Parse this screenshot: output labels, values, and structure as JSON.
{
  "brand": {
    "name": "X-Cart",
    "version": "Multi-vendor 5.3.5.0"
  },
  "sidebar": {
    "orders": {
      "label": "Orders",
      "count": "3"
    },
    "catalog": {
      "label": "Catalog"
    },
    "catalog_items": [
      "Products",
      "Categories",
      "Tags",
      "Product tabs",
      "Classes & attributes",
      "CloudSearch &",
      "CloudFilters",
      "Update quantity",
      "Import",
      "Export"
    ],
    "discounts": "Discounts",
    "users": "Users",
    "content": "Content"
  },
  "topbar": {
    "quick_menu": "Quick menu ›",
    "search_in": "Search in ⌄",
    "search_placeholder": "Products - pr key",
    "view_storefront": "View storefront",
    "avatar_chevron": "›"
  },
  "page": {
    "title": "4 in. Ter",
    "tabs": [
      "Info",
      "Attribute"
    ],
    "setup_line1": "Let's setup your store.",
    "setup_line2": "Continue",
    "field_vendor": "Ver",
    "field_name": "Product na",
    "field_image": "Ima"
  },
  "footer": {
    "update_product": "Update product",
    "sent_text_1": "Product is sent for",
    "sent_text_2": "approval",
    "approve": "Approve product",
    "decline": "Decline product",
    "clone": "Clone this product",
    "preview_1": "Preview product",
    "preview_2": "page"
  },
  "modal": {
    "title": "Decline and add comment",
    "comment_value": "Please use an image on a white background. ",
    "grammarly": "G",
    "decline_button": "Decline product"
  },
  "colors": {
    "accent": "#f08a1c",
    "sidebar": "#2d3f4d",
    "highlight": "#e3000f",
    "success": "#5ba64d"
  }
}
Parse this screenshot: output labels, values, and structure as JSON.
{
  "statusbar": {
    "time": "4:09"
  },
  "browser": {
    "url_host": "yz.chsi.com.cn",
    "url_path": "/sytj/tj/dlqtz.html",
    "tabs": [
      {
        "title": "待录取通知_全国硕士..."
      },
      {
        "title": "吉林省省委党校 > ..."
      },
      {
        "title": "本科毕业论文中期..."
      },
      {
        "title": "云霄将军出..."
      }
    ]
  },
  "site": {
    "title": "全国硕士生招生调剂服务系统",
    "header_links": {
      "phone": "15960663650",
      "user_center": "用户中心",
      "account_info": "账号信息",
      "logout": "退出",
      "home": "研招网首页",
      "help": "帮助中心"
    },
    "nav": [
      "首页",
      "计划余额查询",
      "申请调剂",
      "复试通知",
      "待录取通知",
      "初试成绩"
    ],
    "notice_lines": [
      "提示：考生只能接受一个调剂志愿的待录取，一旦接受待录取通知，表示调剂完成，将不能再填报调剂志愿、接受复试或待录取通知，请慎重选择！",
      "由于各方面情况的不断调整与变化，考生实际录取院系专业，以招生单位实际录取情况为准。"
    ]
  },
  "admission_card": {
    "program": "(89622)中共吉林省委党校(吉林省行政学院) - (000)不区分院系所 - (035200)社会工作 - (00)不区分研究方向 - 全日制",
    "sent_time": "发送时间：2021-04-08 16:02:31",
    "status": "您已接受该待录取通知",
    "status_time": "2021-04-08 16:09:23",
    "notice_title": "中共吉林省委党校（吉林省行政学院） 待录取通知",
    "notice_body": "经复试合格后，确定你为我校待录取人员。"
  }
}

━━━━

Reproduce all of the records exactly.

Parse this screenshot: output labels, values, and structure as JSON.
{
  "brand": {
    "name": "X-Cart",
    "version": "Multi-vendor 5.3.5.0"
  },
  "sidebar": {
    "orders": {
      "label": "Orders",
      "count": "3"
    },
    "catalog": {
      "label": "Catalog"
    },
    "catalog_items": [
      "Products",
      "Categories",
      "Tags",
      "Product tabs",
      "Classes & attributes",
      "CloudSearch &",
      "CloudFilters",
      "Update quantity",
      "Import",
      "Export"
    ],
    "discounts": "Discounts",
    "users": "Users",
    "content": "Content"
  },
  "topbar": {
    "quick_menu": "Quick menu ›",
    "search_in": "Search in ⌄",
    "search_placeholder": "Products - pr key",
    "view_storefront": "View storefront",
    "avatar_chevron": "›"
  },
  "page": {
    "title": "4 in. Ter",
    "tabs": [
      "Info",
      "Attribute"
    ],
    "setup_line1": "Let's setup your store.",
    "setup_line2": "Continue",
    "field_vendor": "Ver",
    "field_name": "Product na",
    "field_image": "Ima"
  },
  "footer": {
    "update_product": "Update product",
    "sent_text_1": "Product is sent for",
    "sent_text_2": "approval",
    "approve": "Approve product",
    "decline": "Decline product",
    "clone": "Clone this product",
    "preview_1": "Preview product",
    "preview_2": "page"
  },
  "modal": {
    "title": "Decline and add comment",
    "comment_value": "Please use an image on a white background. ",
    "grammarly": "G",
    "decline_button": "Decline product"
  },
  "colors": {
    "accent": "#f08a1c",
    "sidebar": "#2d3f4d",
    "highlight": "#e3000f",
    "success": "#5ba64d"
  }
}
Parse this screenshot: output labels, values, and structure as JSON.
{
  "statusbar": {
    "time": "4:09"
  },
  "browser": {
    "url_host": "yz.chsi.com.cn",
    "url_path": "/sytj/tj/dlqtz.html",
    "tabs": [
      {
        "title": "待录取通知_全国硕士..."
      },
      {
        "title": "吉林省省委党校 > ..."
      },
      {
        "title": "本科毕业论文中期..."
      },
      {
        "title": "云霄将军出..."
      }
    ]
  },
  "site": {
    "title": "全国硕士生招生调剂服务系统",
    "header_links": {
      "phone": "15960663650",
      "user_center": "用户中心",
      "account_info": "账号信息",
      "logout": "退出",
      "home": "研招网首页",
      "help": "帮助中心"
    },
    "nav": [
      "首页",
      "计划余额查询",
      "申请调剂",
      "复试通知",
      "待录取通知",
      "初试成绩"
    ],
    "notice_lines": [
      "提示：考生只能接受一个调剂志愿的待录取，一旦接受待录取通知，表示调剂完成，将不能再填报调剂志愿、接受复试或待录取通知，请慎重选择！",
      "由于各方面情况的不断调整与变化，考生实际录取院系专业，以招生单位实际录取情况为准。"
    ]
  },
  "admission_card": {
    "program": "(89622)中共吉林省委党校(吉林省行政学院) - (000)不区分院系所 - (035200)社会工作 - (00)不区分研究方向 - 全日制",
    "sent_time": "发送时间：2021-04-08 16:02:31",
    "status": "您已接受该待录取通知",
    "status_time": "2021-04-08 16:09:23",
    "notice_title": "中共吉林省委党校（吉林省行政学院） 待录取通知",
    "notice_body": "经复试合格后，确定你为我校待录取人员。"
  }
}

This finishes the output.